# [Exercise goal]
Search the listing below for the string "Internet" and copy every line where it occurs.

# [Data section]
◇ ◇ ◇

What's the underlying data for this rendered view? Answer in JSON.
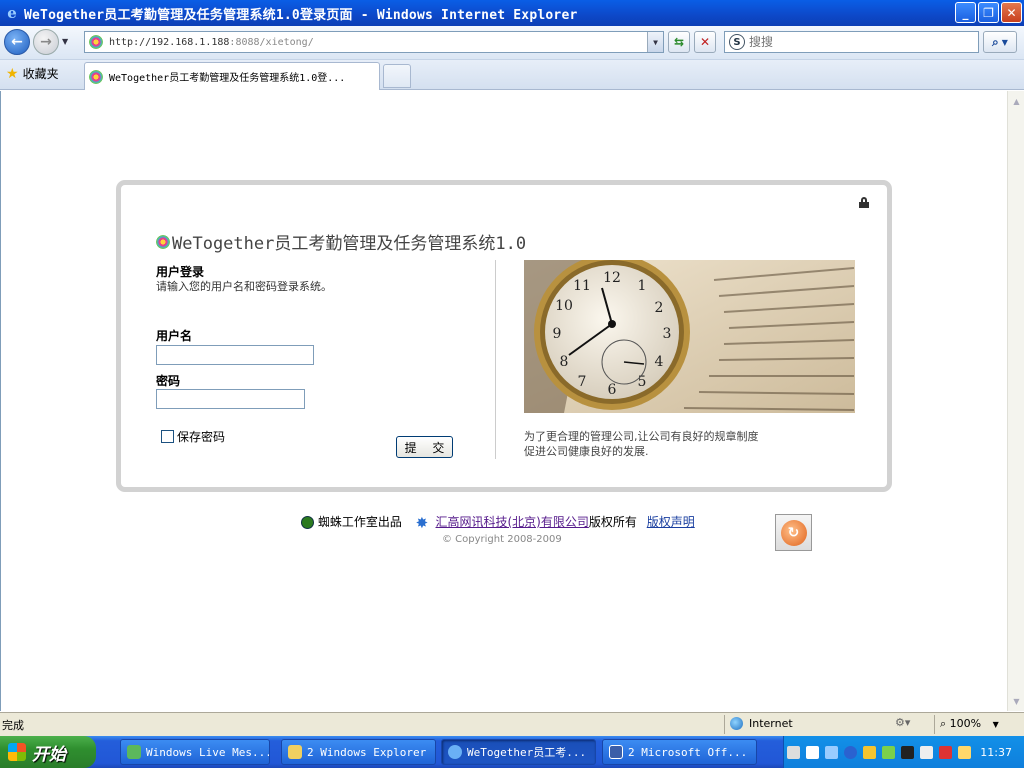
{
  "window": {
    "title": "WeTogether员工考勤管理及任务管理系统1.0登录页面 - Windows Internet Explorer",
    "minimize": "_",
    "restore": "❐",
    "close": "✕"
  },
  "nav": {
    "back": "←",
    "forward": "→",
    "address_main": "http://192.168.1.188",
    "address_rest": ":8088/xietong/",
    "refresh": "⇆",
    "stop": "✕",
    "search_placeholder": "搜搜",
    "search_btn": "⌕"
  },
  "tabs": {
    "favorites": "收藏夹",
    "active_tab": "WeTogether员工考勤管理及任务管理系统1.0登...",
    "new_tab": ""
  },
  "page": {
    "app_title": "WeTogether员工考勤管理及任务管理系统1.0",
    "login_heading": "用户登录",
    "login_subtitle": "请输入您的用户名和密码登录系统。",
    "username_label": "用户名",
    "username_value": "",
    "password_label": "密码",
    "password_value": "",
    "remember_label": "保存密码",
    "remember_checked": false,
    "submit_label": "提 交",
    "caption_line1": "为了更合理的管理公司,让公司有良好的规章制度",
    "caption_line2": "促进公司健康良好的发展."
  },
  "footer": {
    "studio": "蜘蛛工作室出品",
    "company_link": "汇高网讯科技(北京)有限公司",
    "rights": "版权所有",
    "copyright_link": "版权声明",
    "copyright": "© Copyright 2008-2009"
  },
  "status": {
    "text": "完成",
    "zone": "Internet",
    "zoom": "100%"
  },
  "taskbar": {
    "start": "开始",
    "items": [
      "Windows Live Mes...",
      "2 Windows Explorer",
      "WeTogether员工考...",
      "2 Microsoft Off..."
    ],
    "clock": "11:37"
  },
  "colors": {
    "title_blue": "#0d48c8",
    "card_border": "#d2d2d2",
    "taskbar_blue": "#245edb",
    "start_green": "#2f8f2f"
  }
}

◇ ◇ ◇

# [Complete answer]
    "title": "WeTogether员工考勤管理及任务管理系统1.0登录页面 - Windows Internet Explorer",
    "zone": "Internet",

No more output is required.